▶ Given task: Reproduce the full listing that appears beneath this instruction exactly.

▶ Data for this task:
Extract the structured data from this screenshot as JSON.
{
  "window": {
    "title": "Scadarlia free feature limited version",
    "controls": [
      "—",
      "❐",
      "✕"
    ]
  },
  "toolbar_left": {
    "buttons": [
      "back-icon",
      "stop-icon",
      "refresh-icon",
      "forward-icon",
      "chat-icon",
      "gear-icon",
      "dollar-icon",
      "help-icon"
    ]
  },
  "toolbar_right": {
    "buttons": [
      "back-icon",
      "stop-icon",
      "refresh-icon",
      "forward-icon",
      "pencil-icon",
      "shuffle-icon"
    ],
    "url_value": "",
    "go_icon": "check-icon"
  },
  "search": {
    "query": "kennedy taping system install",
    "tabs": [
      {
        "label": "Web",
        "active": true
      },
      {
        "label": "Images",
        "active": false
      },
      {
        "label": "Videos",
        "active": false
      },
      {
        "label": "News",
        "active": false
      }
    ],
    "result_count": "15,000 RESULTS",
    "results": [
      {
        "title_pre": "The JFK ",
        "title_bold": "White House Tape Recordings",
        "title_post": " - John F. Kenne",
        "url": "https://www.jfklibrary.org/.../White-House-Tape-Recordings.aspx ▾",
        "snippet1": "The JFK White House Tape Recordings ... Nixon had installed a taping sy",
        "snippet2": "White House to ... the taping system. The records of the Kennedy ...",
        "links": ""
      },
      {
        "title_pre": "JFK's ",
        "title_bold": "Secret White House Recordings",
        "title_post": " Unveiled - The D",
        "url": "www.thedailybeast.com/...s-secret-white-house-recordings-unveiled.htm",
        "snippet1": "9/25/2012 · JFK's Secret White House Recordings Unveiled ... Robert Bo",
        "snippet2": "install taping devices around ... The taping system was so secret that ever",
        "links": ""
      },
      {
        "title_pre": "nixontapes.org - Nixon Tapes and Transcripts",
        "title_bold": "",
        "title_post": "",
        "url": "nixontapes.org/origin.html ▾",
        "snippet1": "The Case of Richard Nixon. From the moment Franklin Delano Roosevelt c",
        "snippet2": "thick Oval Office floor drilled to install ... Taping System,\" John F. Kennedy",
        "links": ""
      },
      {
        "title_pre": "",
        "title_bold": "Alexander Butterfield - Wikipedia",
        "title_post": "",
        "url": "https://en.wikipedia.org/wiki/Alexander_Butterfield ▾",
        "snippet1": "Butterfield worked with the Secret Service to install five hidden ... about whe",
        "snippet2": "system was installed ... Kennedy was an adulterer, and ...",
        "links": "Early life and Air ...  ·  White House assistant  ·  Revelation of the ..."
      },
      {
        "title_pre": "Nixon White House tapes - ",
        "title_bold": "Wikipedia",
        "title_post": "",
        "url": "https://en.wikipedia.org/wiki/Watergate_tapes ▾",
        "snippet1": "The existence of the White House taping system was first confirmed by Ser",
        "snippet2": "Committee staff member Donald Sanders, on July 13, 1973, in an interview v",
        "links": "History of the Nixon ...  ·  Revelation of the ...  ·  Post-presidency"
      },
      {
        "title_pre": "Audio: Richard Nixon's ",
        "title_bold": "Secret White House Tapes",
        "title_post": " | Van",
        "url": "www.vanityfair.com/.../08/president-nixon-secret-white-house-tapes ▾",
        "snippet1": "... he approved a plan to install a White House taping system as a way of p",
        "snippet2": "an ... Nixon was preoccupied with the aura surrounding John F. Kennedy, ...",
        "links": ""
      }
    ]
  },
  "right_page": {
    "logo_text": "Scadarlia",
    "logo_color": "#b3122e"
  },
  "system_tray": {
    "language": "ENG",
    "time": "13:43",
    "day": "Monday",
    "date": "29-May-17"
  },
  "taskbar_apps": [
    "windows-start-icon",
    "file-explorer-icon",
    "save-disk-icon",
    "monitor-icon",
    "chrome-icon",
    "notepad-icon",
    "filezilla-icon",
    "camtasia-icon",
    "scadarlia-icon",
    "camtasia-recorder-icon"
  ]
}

▶ Result of this exercise:
Extract the structured data from this screenshot as JSON.
{
  "window": {
    "title": "Scadarlia free feature limited version",
    "controls": [
      "—",
      "❐",
      "✕"
    ]
  },
  "toolbar_left": {
    "buttons": [
      "back-icon",
      "stop-icon",
      "refresh-icon",
      "forward-icon",
      "chat-icon",
      "gear-icon",
      "dollar-icon",
      "help-icon"
    ]
  },
  "toolbar_right": {
    "buttons": [
      "back-icon",
      "stop-icon",
      "refresh-icon",
      "forward-icon",
      "pencil-icon",
      "shuffle-icon"
    ],
    "url_value": "",
    "go_icon": "check-icon"
  },
  "search": {
    "query": "kennedy taping system install",
    "tabs": [
      {
        "label": "Web",
        "active": true
      },
      {
        "label": "Images",
        "active": false
      },
      {
        "label": "Videos",
        "active": false
      },
      {
        "label": "News",
        "active": false
      }
    ],
    "result_count": "15,000 RESULTS",
    "results": [
      {
        "title_pre": "The JFK ",
        "title_bold": "White House Tape Recordings",
        "title_post": " - John F. Kenne",
        "url": "https://www.jfklibrary.org/.../White-House-Tape-Recordings.aspx ▾",
        "snippet1": "The JFK White House Tape Recordings ... Nixon had installed a taping sy",
        "snippet2": "White House to ... the taping system. The records of the Kennedy ...",
        "links": ""
      },
      {
        "title_pre": "JFK's ",
        "title_bold": "Secret White House Recordings",
        "title_post": " Unveiled - The D",
        "url": "www.thedailybeast.com/...s-secret-white-house-recordings-unveiled.htm",
        "snippet1": "9/25/2012 · JFK's Secret White House Recordings Unveiled ... Robert Bo",
        "snippet2": "install taping devices around ... The taping system was so secret that ever",
        "links": ""
      },
      {
        "title_pre": "nixontapes.org - Nixon Tapes and Transcripts",
        "title_bold": "",
        "title_post": "",
        "url": "nixontapes.org/origin.html ▾",
        "snippet1": "The Case of Richard Nixon. From the moment Franklin Delano Roosevelt c",
        "snippet2": "thick Oval Office floor drilled to install ... Taping System,\" John F. Kennedy",
        "links": ""
      },
      {
        "title_pre": "",
        "title_bold": "Alexander Butterfield - Wikipedia",
        "title_post": "",
        "url": "https://en.wikipedia.org/wiki/Alexander_Butterfield ▾",
        "snippet1": "Butterfield worked with the Secret Service to install five hidden ... about whe",
        "snippet2": "system was installed ... Kennedy was an adulterer, and ...",
        "links": "Early life and Air ...  ·  White House assistant  ·  Revelation of the ..."
      },
      {
        "title_pre": "Nixon White House tapes - ",
        "title_bold": "Wikipedia",
        "title_post": "",
        "url": "https://en.wikipedia.org/wiki/Watergate_tapes ▾",
        "snippet1": "The existence of the White House taping system was first confirmed by Ser",
        "snippet2": "Committee staff member Donald Sanders, on July 13, 1973, in an interview v",
        "links": "History of the Nixon ...  ·  Revelation of the ...  ·  Post-presidency"
      },
      {
        "title_pre": "Audio: Richard Nixon's ",
        "title_bold": "Secret White House Tapes",
        "title_post": " | Van",
        "url": "www.vanityfair.com/.../08/president-nixon-secret-white-house-tapes ▾",
        "snippet1": "... he approved a plan to install a White House taping system as a way of p",
        "snippet2": "an ... Nixon was preoccupied with the aura surrounding John F. Kennedy, ...",
        "links": ""
      }
    ]
  },
  "right_page": {
    "logo_text": "Scadarlia",
    "logo_color": "#b3122e"
  },
  "system_tray": {
    "language": "ENG",
    "time": "13:43",
    "day": "Monday",
    "date": "29-May-17"
  },
  "taskbar_apps": [
    "windows-start-icon",
    "file-explorer-icon",
    "save-disk-icon",
    "monitor-icon",
    "chrome-icon",
    "notepad-icon",
    "filezilla-icon",
    "camtasia-icon",
    "scadarlia-icon",
    "camtasia-recorder-icon"
  ]
}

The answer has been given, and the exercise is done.